• **Problem details**:
Among the lines below, count those with "title". Give the total alone.

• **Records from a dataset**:
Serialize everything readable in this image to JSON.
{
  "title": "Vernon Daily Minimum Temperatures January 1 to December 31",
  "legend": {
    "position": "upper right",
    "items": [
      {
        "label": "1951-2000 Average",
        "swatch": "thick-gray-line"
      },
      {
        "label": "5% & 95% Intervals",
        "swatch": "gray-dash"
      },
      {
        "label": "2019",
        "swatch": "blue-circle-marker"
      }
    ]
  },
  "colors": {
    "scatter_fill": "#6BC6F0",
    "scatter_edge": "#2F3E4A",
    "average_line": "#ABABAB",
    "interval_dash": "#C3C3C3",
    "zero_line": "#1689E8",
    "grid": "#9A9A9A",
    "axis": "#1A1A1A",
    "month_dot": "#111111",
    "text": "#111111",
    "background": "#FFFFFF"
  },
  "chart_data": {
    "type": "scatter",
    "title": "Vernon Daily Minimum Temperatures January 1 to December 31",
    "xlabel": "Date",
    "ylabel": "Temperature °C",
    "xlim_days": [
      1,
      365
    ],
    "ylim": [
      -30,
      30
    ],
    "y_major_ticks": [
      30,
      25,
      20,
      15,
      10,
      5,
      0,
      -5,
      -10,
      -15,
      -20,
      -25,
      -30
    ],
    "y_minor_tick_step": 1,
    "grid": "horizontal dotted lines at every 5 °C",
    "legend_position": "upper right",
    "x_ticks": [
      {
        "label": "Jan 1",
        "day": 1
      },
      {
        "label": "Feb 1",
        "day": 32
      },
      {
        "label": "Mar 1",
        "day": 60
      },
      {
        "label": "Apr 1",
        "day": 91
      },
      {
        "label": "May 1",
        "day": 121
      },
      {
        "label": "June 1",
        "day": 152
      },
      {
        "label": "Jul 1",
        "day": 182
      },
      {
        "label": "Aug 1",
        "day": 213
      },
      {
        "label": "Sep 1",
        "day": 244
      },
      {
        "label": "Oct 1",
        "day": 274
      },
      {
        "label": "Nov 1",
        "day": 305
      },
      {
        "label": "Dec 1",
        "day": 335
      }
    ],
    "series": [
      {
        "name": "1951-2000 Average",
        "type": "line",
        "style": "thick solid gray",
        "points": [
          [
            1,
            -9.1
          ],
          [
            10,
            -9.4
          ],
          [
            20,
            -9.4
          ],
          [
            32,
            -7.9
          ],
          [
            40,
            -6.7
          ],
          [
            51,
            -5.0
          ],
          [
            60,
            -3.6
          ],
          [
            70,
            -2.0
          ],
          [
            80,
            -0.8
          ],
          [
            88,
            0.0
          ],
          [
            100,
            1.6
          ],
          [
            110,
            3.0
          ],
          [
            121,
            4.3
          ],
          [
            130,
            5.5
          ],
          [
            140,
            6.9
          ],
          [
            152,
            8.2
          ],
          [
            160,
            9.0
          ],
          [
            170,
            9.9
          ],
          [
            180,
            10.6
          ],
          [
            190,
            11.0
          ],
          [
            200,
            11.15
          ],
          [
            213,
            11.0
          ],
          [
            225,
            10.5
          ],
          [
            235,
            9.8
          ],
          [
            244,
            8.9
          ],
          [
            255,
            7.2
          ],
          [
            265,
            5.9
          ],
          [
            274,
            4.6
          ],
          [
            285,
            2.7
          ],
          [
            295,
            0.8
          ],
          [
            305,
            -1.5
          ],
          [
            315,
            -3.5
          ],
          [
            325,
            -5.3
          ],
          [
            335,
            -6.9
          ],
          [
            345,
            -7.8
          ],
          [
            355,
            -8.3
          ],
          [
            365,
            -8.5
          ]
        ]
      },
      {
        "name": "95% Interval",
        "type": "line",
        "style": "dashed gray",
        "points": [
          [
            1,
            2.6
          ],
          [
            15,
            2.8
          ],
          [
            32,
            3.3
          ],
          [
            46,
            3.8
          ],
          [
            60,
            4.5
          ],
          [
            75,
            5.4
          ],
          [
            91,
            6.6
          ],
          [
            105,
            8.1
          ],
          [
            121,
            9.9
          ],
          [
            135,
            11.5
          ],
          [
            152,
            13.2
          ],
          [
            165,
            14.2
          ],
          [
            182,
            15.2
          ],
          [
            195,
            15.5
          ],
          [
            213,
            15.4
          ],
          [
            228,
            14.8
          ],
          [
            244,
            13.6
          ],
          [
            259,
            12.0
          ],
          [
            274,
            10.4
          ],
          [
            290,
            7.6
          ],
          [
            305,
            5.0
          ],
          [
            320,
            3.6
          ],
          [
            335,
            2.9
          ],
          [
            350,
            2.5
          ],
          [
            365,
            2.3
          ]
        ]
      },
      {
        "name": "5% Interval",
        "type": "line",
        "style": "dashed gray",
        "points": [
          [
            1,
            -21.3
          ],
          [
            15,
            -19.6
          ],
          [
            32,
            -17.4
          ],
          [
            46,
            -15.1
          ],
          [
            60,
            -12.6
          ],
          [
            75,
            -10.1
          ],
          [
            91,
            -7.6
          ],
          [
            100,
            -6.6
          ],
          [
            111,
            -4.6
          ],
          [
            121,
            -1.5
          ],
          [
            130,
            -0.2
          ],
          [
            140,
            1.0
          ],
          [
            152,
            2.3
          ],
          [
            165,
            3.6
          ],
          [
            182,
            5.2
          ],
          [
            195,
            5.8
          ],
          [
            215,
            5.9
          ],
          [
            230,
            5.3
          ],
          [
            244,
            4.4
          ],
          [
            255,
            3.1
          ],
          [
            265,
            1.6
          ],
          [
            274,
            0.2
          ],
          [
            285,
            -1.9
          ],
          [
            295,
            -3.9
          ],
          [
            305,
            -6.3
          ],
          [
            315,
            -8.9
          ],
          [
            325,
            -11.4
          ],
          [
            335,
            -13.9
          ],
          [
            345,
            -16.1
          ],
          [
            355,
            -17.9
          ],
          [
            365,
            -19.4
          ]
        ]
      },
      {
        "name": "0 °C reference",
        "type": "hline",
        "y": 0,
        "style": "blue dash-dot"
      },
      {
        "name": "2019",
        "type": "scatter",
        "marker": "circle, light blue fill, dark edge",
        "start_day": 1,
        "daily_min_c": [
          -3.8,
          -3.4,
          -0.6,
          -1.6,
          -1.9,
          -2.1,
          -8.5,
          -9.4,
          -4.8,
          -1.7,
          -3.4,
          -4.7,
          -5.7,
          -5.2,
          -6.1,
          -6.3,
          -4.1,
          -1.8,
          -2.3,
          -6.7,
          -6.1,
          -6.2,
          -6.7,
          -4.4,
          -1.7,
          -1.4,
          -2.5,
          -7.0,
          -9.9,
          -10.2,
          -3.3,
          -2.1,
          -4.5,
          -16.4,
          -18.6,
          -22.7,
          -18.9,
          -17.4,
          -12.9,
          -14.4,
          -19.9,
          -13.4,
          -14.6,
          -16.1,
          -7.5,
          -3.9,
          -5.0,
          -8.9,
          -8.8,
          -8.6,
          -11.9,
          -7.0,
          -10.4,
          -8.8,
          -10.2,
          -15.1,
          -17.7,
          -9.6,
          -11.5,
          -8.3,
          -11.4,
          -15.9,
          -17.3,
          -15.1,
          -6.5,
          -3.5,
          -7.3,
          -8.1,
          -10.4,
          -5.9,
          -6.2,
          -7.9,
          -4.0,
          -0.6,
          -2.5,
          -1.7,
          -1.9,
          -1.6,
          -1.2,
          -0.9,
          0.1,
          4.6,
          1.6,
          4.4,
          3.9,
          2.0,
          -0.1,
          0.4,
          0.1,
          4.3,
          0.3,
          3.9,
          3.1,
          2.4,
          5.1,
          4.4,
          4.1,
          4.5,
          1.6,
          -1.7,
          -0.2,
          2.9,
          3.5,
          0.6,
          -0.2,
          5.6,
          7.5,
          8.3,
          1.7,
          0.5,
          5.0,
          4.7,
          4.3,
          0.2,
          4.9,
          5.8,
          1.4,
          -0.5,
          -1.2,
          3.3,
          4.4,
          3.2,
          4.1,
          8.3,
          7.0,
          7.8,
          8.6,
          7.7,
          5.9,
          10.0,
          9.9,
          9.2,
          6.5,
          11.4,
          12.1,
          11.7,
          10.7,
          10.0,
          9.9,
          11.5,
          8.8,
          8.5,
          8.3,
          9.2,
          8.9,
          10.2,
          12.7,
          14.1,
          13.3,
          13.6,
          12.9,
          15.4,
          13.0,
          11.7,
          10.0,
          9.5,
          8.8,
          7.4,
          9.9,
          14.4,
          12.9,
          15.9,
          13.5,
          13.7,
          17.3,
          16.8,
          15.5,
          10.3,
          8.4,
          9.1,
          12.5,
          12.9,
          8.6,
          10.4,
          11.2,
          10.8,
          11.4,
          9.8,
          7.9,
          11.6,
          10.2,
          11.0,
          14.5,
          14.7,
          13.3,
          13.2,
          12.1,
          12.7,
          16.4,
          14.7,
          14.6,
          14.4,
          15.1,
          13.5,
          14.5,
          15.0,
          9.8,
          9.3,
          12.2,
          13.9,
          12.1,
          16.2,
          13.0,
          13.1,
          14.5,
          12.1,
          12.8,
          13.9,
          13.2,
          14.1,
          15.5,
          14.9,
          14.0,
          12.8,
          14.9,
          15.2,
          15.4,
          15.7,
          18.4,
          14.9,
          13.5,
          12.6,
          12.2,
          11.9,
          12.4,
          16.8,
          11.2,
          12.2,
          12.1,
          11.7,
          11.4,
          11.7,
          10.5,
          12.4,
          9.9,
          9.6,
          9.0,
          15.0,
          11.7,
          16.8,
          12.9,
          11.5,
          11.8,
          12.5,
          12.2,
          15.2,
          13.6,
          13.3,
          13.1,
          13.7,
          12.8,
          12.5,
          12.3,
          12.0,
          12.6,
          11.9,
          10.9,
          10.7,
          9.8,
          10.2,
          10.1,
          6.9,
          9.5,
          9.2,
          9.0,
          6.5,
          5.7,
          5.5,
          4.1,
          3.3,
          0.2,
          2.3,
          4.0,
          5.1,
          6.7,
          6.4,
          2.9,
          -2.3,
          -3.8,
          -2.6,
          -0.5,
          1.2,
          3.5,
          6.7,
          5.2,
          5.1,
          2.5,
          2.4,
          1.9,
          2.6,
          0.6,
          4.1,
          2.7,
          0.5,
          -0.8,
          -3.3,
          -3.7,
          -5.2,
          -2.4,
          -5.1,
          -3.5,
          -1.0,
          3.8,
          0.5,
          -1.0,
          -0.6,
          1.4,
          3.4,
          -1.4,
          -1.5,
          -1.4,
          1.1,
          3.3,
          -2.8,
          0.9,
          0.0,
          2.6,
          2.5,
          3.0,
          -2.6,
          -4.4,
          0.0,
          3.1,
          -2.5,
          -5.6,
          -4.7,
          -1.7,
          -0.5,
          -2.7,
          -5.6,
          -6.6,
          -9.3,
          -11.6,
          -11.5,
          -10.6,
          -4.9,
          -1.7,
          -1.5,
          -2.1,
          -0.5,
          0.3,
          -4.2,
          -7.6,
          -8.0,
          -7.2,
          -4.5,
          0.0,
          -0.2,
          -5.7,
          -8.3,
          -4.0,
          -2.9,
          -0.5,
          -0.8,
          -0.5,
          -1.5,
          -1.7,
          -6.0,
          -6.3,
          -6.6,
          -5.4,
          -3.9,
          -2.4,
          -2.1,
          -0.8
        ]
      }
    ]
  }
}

• **Solution**:
2